■ **What to work on**:
Each line containing the word "Protects" needs to be copied.

═══ Provided data

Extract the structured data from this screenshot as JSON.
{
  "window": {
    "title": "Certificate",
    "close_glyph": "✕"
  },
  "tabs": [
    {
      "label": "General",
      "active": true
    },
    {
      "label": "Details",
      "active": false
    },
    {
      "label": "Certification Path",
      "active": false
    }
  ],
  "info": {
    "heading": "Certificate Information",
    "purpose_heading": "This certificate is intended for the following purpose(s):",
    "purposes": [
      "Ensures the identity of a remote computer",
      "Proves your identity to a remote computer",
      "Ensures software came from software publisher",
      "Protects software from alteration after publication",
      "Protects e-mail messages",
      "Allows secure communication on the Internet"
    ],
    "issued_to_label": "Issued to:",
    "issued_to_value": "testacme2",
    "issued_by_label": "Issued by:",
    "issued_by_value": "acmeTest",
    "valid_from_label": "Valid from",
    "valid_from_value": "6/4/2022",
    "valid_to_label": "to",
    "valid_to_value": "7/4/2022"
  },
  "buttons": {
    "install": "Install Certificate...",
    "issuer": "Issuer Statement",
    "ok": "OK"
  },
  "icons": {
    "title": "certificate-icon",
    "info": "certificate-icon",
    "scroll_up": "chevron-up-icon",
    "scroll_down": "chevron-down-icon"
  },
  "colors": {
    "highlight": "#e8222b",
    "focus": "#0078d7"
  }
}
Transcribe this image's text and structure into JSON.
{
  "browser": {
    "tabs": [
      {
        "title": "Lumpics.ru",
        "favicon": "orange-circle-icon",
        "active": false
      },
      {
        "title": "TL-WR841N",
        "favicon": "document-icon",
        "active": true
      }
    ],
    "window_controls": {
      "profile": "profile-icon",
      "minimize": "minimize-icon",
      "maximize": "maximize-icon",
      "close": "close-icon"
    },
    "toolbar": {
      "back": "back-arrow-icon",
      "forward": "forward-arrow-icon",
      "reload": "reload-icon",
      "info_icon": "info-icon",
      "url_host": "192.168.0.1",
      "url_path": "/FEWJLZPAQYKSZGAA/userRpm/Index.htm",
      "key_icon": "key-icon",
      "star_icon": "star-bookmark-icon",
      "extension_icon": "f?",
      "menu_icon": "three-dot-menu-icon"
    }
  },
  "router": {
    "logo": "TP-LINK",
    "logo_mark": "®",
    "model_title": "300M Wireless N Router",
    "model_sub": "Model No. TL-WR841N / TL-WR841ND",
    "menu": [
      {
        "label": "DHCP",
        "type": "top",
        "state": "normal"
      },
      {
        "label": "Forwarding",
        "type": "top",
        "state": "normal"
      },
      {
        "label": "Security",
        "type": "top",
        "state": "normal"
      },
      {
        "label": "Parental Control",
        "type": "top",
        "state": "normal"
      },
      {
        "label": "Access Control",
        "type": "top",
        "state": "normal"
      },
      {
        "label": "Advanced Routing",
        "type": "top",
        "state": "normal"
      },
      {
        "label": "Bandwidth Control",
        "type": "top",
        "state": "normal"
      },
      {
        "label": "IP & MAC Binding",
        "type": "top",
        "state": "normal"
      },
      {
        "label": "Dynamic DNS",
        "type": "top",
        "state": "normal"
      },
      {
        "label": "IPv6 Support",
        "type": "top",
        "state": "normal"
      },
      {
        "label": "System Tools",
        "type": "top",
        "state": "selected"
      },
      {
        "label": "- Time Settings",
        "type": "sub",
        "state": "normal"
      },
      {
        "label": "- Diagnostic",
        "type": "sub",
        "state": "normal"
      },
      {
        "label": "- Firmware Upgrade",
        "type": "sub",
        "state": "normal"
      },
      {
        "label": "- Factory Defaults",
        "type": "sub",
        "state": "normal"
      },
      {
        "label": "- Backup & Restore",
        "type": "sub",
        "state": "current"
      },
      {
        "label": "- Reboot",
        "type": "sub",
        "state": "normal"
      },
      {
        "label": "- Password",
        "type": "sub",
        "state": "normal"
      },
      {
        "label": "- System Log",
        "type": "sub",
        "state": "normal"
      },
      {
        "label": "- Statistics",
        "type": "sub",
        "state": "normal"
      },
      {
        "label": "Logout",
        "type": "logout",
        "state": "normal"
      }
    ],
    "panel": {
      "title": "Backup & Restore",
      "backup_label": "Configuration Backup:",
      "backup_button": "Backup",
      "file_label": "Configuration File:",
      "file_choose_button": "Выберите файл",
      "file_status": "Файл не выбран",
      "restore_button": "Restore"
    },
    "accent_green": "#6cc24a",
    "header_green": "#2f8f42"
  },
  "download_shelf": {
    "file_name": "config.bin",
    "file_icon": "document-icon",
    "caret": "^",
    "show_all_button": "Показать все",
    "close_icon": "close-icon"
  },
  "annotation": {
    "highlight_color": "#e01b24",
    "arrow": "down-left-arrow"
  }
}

══════

■ **The reply**:
      "Protects software from alteration after publication",
      "Protects e-mail messages",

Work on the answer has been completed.